**Exercise directions**
Locate every line in the records below that contains the word "符合下列情形之一", and copy each one.

**The records**
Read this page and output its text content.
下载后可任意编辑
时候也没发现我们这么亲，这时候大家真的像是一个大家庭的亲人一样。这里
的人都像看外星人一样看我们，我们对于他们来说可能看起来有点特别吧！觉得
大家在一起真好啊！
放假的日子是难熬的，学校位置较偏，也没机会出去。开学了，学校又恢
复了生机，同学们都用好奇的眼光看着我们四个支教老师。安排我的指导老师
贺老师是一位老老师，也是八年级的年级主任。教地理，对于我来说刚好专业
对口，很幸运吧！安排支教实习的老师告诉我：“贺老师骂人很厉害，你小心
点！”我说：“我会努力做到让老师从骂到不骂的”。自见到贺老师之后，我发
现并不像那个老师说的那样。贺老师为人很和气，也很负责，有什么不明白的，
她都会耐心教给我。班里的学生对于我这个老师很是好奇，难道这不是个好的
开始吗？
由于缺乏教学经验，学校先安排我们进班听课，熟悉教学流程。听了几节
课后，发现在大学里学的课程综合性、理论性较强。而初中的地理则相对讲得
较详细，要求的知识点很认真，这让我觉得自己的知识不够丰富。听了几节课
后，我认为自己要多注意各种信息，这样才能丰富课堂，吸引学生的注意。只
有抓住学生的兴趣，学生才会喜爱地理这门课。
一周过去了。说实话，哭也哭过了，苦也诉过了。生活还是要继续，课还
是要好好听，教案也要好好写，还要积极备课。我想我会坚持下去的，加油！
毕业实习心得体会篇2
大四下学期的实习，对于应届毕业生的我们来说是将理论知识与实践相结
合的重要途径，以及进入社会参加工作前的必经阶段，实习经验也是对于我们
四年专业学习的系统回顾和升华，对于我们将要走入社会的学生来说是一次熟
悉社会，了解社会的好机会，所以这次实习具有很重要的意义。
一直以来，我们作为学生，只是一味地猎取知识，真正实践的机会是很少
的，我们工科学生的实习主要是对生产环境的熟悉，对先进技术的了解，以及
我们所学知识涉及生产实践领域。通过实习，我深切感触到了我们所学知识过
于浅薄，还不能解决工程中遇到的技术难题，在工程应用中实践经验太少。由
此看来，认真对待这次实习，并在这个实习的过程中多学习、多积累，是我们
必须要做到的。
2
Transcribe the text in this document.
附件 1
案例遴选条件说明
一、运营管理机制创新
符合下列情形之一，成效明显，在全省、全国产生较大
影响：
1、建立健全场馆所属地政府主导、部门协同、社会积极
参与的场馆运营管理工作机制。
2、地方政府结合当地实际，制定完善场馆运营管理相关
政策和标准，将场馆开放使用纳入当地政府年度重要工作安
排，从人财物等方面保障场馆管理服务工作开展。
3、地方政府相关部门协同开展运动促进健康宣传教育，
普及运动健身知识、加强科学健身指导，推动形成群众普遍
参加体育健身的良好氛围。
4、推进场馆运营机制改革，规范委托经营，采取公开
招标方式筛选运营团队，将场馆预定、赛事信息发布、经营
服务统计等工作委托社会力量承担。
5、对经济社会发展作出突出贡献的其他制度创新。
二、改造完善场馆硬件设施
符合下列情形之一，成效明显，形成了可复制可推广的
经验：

**Task output**
符合下列情形之一，成效明显，在全省、全国产生较大
符合下列情形之一，成效明显，形成了可复制可推广的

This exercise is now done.